> _Instructions for the task_
In the listing below, find every line with the string "Эстет" and pull it out.
>> start Supplied material
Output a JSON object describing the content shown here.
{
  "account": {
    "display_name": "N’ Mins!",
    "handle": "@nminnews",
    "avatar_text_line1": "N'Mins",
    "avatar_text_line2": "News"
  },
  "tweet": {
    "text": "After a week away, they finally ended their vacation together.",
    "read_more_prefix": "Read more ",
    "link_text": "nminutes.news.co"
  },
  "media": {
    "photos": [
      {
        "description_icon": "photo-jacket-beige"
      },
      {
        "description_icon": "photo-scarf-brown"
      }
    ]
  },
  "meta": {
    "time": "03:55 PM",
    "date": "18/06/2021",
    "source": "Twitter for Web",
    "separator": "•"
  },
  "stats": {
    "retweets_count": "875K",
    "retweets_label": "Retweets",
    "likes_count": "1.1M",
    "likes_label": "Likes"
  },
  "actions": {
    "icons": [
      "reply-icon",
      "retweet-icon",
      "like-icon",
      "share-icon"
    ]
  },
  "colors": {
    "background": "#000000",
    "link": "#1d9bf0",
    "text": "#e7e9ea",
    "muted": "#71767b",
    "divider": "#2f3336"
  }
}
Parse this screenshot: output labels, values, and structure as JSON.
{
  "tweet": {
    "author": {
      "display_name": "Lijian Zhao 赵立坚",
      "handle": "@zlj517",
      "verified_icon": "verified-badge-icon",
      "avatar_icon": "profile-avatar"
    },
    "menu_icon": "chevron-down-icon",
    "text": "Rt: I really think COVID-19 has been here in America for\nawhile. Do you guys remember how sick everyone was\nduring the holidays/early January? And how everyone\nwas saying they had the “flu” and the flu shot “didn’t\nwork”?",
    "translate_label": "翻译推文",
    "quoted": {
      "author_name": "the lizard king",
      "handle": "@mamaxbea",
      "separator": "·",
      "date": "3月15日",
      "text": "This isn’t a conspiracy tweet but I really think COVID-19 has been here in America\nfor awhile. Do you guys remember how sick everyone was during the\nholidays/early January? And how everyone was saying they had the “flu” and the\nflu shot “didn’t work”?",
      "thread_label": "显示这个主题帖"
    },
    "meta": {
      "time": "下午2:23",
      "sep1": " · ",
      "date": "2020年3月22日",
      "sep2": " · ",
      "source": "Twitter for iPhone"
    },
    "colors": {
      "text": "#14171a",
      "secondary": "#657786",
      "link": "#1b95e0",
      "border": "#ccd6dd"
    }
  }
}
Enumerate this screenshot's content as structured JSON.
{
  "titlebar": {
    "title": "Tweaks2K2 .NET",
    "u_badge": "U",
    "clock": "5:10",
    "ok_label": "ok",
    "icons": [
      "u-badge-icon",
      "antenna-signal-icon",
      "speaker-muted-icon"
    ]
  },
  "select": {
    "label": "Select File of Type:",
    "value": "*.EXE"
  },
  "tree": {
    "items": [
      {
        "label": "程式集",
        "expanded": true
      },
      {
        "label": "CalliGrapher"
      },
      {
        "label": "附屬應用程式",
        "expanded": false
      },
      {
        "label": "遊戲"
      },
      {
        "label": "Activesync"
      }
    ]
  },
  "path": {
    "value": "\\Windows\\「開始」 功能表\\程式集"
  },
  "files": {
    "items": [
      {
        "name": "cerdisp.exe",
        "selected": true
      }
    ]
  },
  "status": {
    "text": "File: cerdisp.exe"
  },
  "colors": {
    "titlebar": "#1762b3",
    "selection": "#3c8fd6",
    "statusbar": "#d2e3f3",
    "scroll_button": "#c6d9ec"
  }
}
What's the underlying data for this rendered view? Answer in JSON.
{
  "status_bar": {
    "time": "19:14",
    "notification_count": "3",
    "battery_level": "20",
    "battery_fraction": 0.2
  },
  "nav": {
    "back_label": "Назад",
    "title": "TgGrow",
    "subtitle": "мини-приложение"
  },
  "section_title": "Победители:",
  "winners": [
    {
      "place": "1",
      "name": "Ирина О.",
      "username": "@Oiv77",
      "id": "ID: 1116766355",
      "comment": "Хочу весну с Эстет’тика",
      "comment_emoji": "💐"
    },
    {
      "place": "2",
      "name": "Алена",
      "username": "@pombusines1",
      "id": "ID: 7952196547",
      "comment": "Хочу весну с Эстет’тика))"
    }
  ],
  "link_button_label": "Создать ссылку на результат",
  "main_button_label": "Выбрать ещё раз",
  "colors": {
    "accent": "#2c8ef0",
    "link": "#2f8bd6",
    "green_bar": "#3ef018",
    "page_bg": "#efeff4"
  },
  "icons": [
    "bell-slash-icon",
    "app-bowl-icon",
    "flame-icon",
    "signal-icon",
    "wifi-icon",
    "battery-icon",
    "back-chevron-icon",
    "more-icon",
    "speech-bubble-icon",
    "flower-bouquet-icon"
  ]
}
>> end Supplied material
> _Exercise response_
      "comment": "Хочу весну с Эстет’тика",
      "comment": "Хочу весну с Эстет’тика))"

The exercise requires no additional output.